Collected data entries
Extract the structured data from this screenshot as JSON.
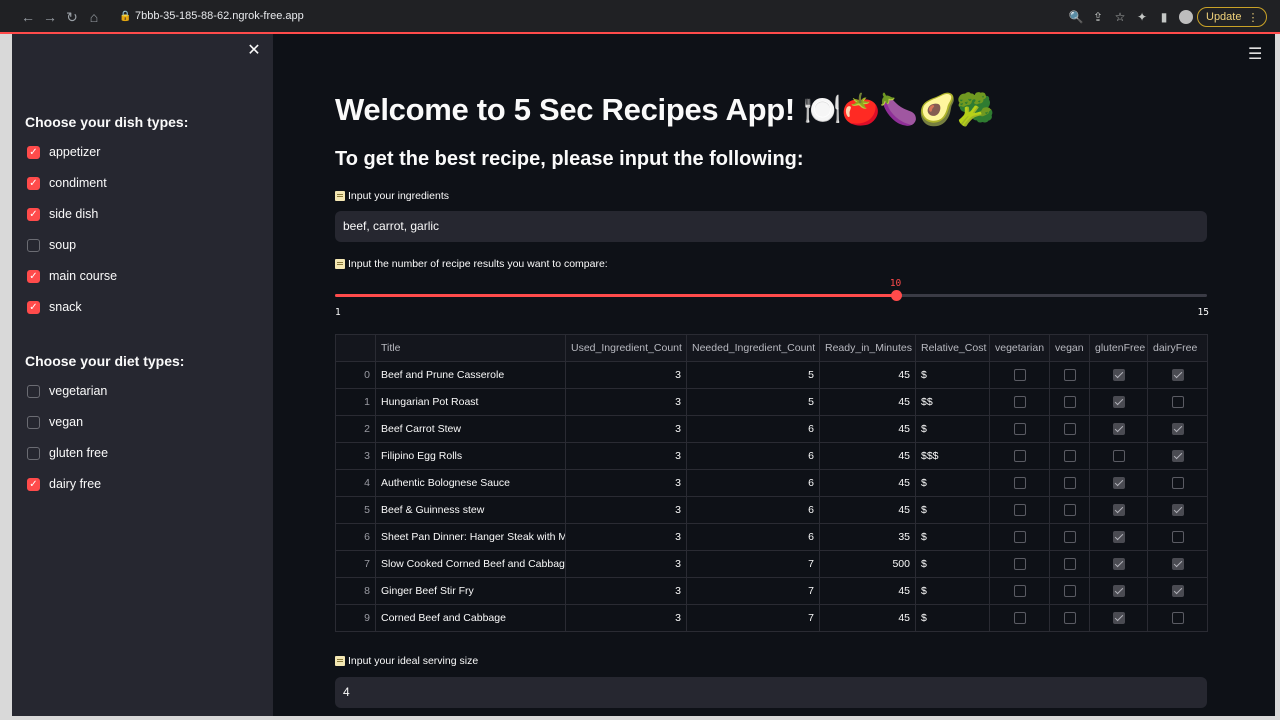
{
  "browser": {
    "url": "7bbb-35-185-88-62.ngrok-free.app",
    "update_label": "Update"
  },
  "sidebar": {
    "dish_heading": "Choose your dish types:",
    "dish_types": [
      {
        "label": "appetizer",
        "checked": true
      },
      {
        "label": "condiment",
        "checked": true
      },
      {
        "label": "side dish",
        "checked": true
      },
      {
        "label": "soup",
        "checked": false
      },
      {
        "label": "main course",
        "checked": true
      },
      {
        "label": "snack",
        "checked": true
      }
    ],
    "diet_heading": "Choose your diet types:",
    "diet_types": [
      {
        "label": "vegetarian",
        "checked": false
      },
      {
        "label": "vegan",
        "checked": false
      },
      {
        "label": "gluten free",
        "checked": false
      },
      {
        "label": "dairy free",
        "checked": true
      }
    ]
  },
  "main": {
    "title": "Welcome to 5 Sec Recipes App! 🍽️🍅🍆🥑🥦",
    "subtitle": "To get the best recipe, please input the following:",
    "ingredients_label": "Input your ingredients",
    "ingredients_value": "beef, carrot, garlic",
    "count_label": "Input the number of recipe results you want to compare:",
    "slider": {
      "min": "1",
      "max": "15",
      "value": "10"
    },
    "serving_label": "Input your ideal serving size",
    "serving_value": "4"
  },
  "table": {
    "columns": [
      "",
      "Title",
      "Used_Ingredient_Count",
      "Needed_Ingredient_Count",
      "Ready_in_Minutes",
      "Relative_Cost",
      "vegetarian",
      "vegan",
      "glutenFree",
      "dairyFree"
    ],
    "rows": [
      {
        "idx": "0",
        "title": "Beef and Prune Casserole",
        "used": "3",
        "needed": "5",
        "ready": "45",
        "cost": "$",
        "vegetarian": false,
        "vegan": false,
        "glutenFree": true,
        "dairyFree": true
      },
      {
        "idx": "1",
        "title": "Hungarian Pot Roast",
        "used": "3",
        "needed": "5",
        "ready": "45",
        "cost": "$$",
        "vegetarian": false,
        "vegan": false,
        "glutenFree": true,
        "dairyFree": false
      },
      {
        "idx": "2",
        "title": "Beef Carrot Stew",
        "used": "3",
        "needed": "6",
        "ready": "45",
        "cost": "$",
        "vegetarian": false,
        "vegan": false,
        "glutenFree": true,
        "dairyFree": true
      },
      {
        "idx": "3",
        "title": "Filipino Egg Rolls",
        "used": "3",
        "needed": "6",
        "ready": "45",
        "cost": "$$$",
        "vegetarian": false,
        "vegan": false,
        "glutenFree": false,
        "dairyFree": true
      },
      {
        "idx": "4",
        "title": "Authentic Bolognese Sauce",
        "used": "3",
        "needed": "6",
        "ready": "45",
        "cost": "$",
        "vegetarian": false,
        "vegan": false,
        "glutenFree": true,
        "dairyFree": false
      },
      {
        "idx": "5",
        "title": "Beef & Guinness stew",
        "used": "3",
        "needed": "6",
        "ready": "45",
        "cost": "$",
        "vegetarian": false,
        "vegan": false,
        "glutenFree": true,
        "dairyFree": true
      },
      {
        "idx": "6",
        "title": "Sheet Pan Dinner: Hanger Steak with Mus",
        "used": "3",
        "needed": "6",
        "ready": "35",
        "cost": "$",
        "vegetarian": false,
        "vegan": false,
        "glutenFree": true,
        "dairyFree": false
      },
      {
        "idx": "7",
        "title": "Slow Cooked Corned Beef and Cabbage",
        "used": "3",
        "needed": "7",
        "ready": "500",
        "cost": "$",
        "vegetarian": false,
        "vegan": false,
        "glutenFree": true,
        "dairyFree": true
      },
      {
        "idx": "8",
        "title": "Ginger Beef Stir Fry",
        "used": "3",
        "needed": "7",
        "ready": "45",
        "cost": "$",
        "vegetarian": false,
        "vegan": false,
        "glutenFree": true,
        "dairyFree": true
      },
      {
        "idx": "9",
        "title": "Corned Beef and Cabbage",
        "used": "3",
        "needed": "7",
        "ready": "45",
        "cost": "$",
        "vegetarian": false,
        "vegan": false,
        "glutenFree": true,
        "dairyFree": false
      }
    ]
  }
}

> TO BE DONE: The pictures should not appear in the copy; every other part of the records above must be returned exactly.

> EXERCISE ANSWER:
Extract the structured data from this screenshot as JSON.
{
  "browser": {
    "url": "7bbb-35-185-88-62.ngrok-free.app",
    "update_label": "Update"
  },
  "sidebar": {
    "dish_heading": "Choose your dish types:",
    "dish_types": [
      {
        "label": "appetizer",
        "checked": true
      },
      {
        "label": "condiment",
        "checked": true
      },
      {
        "label": "side dish",
        "checked": true
      },
      {
        "label": "soup",
        "checked": false
      },
      {
        "label": "main course",
        "checked": true
      },
      {
        "label": "snack",
        "checked": true
      }
    ],
    "diet_heading": "Choose your diet types:",
    "diet_types": [
      {
        "label": "vegetarian",
        "checked": false
      },
      {
        "label": "vegan",
        "checked": false
      },
      {
        "label": "gluten free",
        "checked": false
      },
      {
        "label": "dairy free",
        "checked": true
      }
    ]
  },
  "main": {
    "title": "Welcome to 5 Sec Recipes App! 🍽️🍅🍆🥑🥦",
    "subtitle": "To get the best recipe, please input the following:",
    "ingredients_label": "Input your ingredients",
    "ingredients_value": "beef, carrot, garlic",
    "count_label": "Input the number of recipe results you want to compare:",
    "slider": {
      "min": "1",
      "max": "15",
      "value": "10"
    },
    "serving_label": "Input your ideal serving size",
    "serving_value": "4"
  },
  "table": {
    "columns": [
      "",
      "Title",
      "Used_Ingredient_Count",
      "Needed_Ingredient_Count",
      "Ready_in_Minutes",
      "Relative_Cost",
      "vegetarian",
      "vegan",
      "glutenFree",
      "dairyFree"
    ],
    "rows": [
      {
        "idx": "0",
        "title": "Beef and Prune Casserole",
        "used": "3",
        "needed": "5",
        "ready": "45",
        "cost": "$",
        "vegetarian": false,
        "vegan": false,
        "glutenFree": true,
        "dairyFree": true
      },
      {
        "idx": "1",
        "title": "Hungarian Pot Roast",
        "used": "3",
        "needed": "5",
        "ready": "45",
        "cost": "$$",
        "vegetarian": false,
        "vegan": false,
        "glutenFree": true,
        "dairyFree": false
      },
      {
        "idx": "2",
        "title": "Beef Carrot Stew",
        "used": "3",
        "needed": "6",
        "ready": "45",
        "cost": "$",
        "vegetarian": false,
        "vegan": false,
        "glutenFree": true,
        "dairyFree": true
      },
      {
        "idx": "3",
        "title": "Filipino Egg Rolls",
        "used": "3",
        "needed": "6",
        "ready": "45",
        "cost": "$$$",
        "vegetarian": false,
        "vegan": false,
        "glutenFree": false,
        "dairyFree": true
      },
      {
        "idx": "4",
        "title": "Authentic Bolognese Sauce",
        "used": "3",
        "needed": "6",
        "ready": "45",
        "cost": "$",
        "vegetarian": false,
        "vegan": false,
        "glutenFree": true,
        "dairyFree": false
      },
      {
        "idx": "5",
        "title": "Beef & Guinness stew",
        "used": "3",
        "needed": "6",
        "ready": "45",
        "cost": "$",
        "vegetarian": false,
        "vegan": false,
        "glutenFree": true,
        "dairyFree": true
      },
      {
        "idx": "6",
        "title": "Sheet Pan Dinner: Hanger Steak with Mus",
        "used": "3",
        "needed": "6",
        "ready": "35",
        "cost": "$",
        "vegetarian": false,
        "vegan": false,
        "glutenFree": true,
        "dairyFree": false
      },
      {
        "idx": "7",
        "title": "Slow Cooked Corned Beef and Cabbage",
        "used": "3",
        "needed": "7",
        "ready": "500",
        "cost": "$",
        "vegetarian": false,
        "vegan": false,
        "glutenFree": true,
        "dairyFree": true
      },
      {
        "idx": "8",
        "title": "Ginger Beef Stir Fry",
        "used": "3",
        "needed": "7",
        "ready": "45",
        "cost": "$",
        "vegetarian": false,
        "vegan": false,
        "glutenFree": true,
        "dairyFree": true
      },
      {
        "idx": "9",
        "title": "Corned Beef and Cabbage",
        "used": "3",
        "needed": "7",
        "ready": "45",
        "cost": "$",
        "vegetarian": false,
        "vegan": false,
        "glutenFree": true,
        "dairyFree": false
      }
    ]
  }
}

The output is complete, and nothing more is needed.